Item position entries:
Begin

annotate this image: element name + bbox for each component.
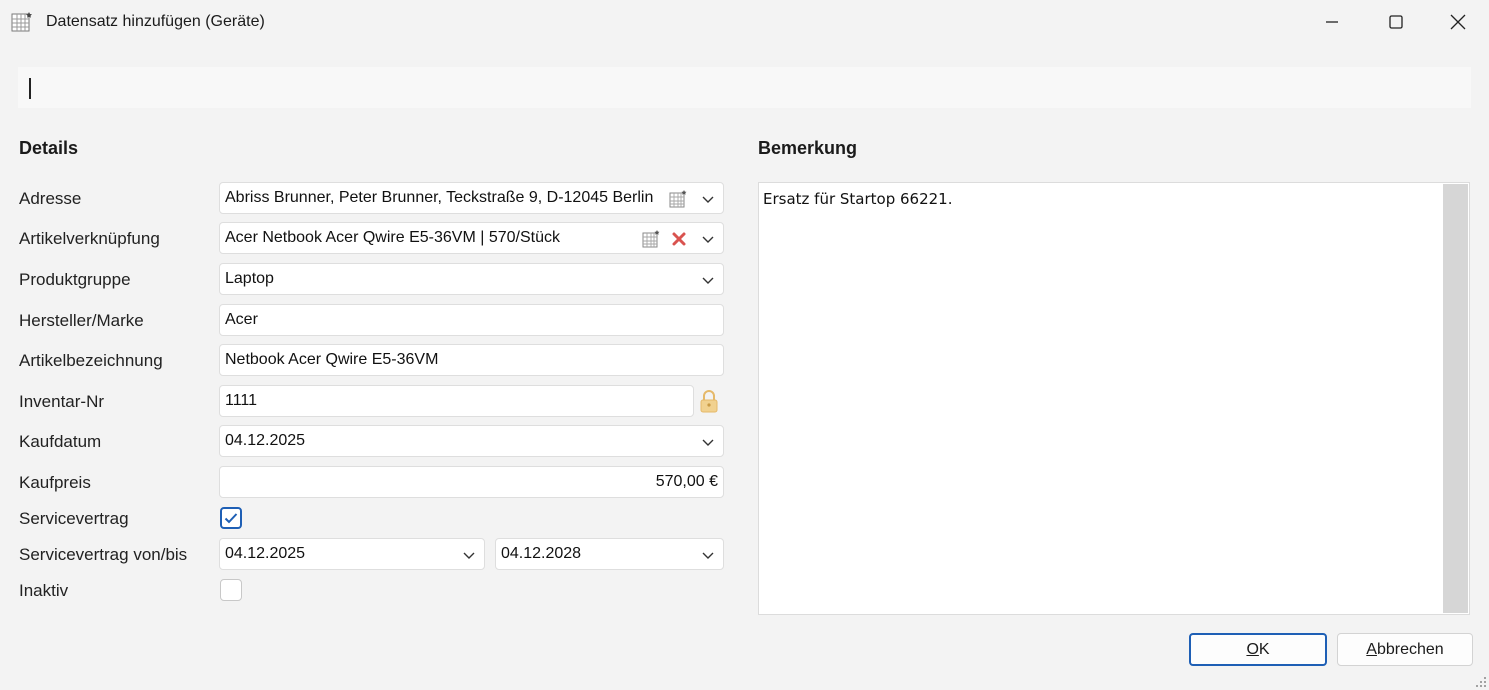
ok-button-label: K (1258, 640, 1270, 658)
adresse-combobox[interactable]: Abriss Brunner, Peter Brunner, Teckstraß… (219, 182, 724, 214)
chevron-down-icon[interactable] (701, 192, 715, 206)
adresse-value: Abriss Brunner, Peter Brunner, Teckstraß… (225, 189, 654, 206)
label-servicevertrag: Servicevertrag (19, 509, 129, 528)
artikelbezeichnung-value: Netbook Acer Qwire E5-36VM (225, 351, 439, 368)
ok-button-mnemonic: O (1246, 640, 1259, 658)
close-button[interactable] (1427, 0, 1489, 44)
bemerkung-text: Ersatz für Startop 66221. (763, 190, 953, 208)
artikelverknuepfung-value: Acer Netbook Acer Qwire E5-36VM | 570/St… (225, 229, 560, 246)
produktgruppe-value: Laptop (225, 270, 274, 287)
table-new-icon[interactable] (669, 190, 687, 208)
chevron-down-icon[interactable] (701, 232, 715, 246)
label-kaufpreis: Kaufpreis (19, 473, 91, 492)
chevron-down-icon[interactable] (462, 548, 476, 562)
maximize-button[interactable] (1365, 0, 1427, 44)
check-icon (224, 513, 238, 524)
cancel-button-mnemonic: A (1366, 640, 1377, 658)
bemerkung-scrollbar[interactable] (1443, 184, 1468, 613)
label-artikelbezeichnung: Artikelbezeichnung (19, 351, 163, 370)
servicevertrag-checkbox[interactable] (220, 507, 242, 529)
inventar-nr-value: 1111 (225, 392, 258, 409)
inventar-nr-input[interactable]: 1111 (219, 385, 694, 417)
chevron-down-icon[interactable] (701, 435, 715, 449)
label-artikelverknuepfung: Artikelverknüpfung (19, 229, 160, 248)
ok-button[interactable]: OK (1189, 633, 1327, 666)
window-title: Datensatz hinzufügen (Geräte) (46, 13, 265, 30)
resize-grip-icon[interactable] (1475, 676, 1487, 688)
label-adresse: Adresse (19, 189, 82, 208)
record-caption-input[interactable] (18, 67, 1471, 108)
cancel-button[interactable]: Abbrechen (1337, 633, 1473, 666)
maximize-icon (1389, 15, 1403, 29)
label-inventar-nr: Inventar-Nr (19, 392, 105, 411)
title-bar: Datensatz hinzufügen (Geräte) (0, 0, 1489, 46)
label-hersteller: Hersteller/Marke (19, 311, 144, 330)
kaufdatum-datepicker[interactable]: 04.12.2025 (219, 425, 724, 457)
table-new-icon[interactable] (642, 230, 660, 248)
label-servicevertrag-von-bis: Servicevertrag von/bis (19, 545, 188, 564)
inaktiv-checkbox[interactable] (220, 579, 242, 601)
chevron-down-icon[interactable] (701, 548, 715, 562)
servicevertrag-bis-datepicker[interactable]: 04.12.2028 (495, 538, 724, 570)
cancel-button-label: bbrechen (1376, 640, 1444, 658)
servicevertrag-von-value: 04.12.2025 (225, 545, 306, 562)
kaufpreis-value: 570,00 € (655, 473, 718, 490)
chevron-down-icon[interactable] (701, 273, 715, 287)
text-caret (29, 78, 31, 99)
hersteller-input[interactable]: Acer (219, 304, 724, 336)
label-kaufdatum: Kaufdatum (19, 432, 102, 451)
minimize-button[interactable] (1301, 0, 1363, 44)
delete-icon[interactable] (670, 230, 688, 248)
details-heading: Details (19, 138, 79, 158)
minimize-icon (1326, 21, 1338, 23)
lock-icon[interactable] (699, 389, 719, 413)
artikelbezeichnung-input[interactable]: Netbook Acer Qwire E5-36VM (219, 344, 724, 376)
bemerkung-heading: Bemerkung (758, 138, 858, 158)
kaufpreis-input[interactable]: 570,00 € (219, 466, 724, 498)
produktgruppe-combobox[interactable]: Laptop (219, 263, 724, 295)
label-inaktiv: Inaktiv (19, 581, 69, 600)
hersteller-value: Acer (225, 311, 258, 328)
servicevertrag-von-datepicker[interactable]: 04.12.2025 (219, 538, 485, 570)
label-produktgruppe: Produktgruppe (19, 270, 131, 289)
servicevertrag-bis-value: 04.12.2028 (501, 545, 582, 562)
artikelverknuepfung-combobox[interactable]: Acer Netbook Acer Qwire E5-36VM | 570/St… (219, 222, 724, 254)
bemerkung-textarea[interactable]: Ersatz für Startop 66221. (758, 182, 1470, 615)
close-icon (1450, 14, 1466, 30)
kaufdatum-value: 04.12.2025 (225, 432, 306, 449)
table-new-icon (11, 12, 32, 32)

End

EXERCISE: Output the lines starting at the one that contains "ok-button-label: K (1258, 640, 1270, 658)" and ending at the one that contains "artikelbezeichnung-value: Netbook Acer" as a Markdown table with the columns Row and Line, leaving out any blank lines.

EXERCISE SOLUTION:
| Row | Line |
|---|---|
| 1 | ok-button-label: K (1258, 640, 1270, 658) |
| 2 | adresse-combobox[interactable]: Abriss Brunner, Peter Brunner, Teckstraß… (219, 182, 724, 214) |
| 3 | chevron-down-icon[interactable] (701, 192, 715, 206) |
| 4 | adresse-value: Abriss Brunner, Peter Brunner, Teckstraß… (225, 189, 654, 206) |
| 5 | label-servicevertrag: Servicevertrag (19, 509, 129, 528) |
| 6 | artikelbezeichnung-value: Netbook Acer Qwire E5-36VM (225, 351, 439, 368) |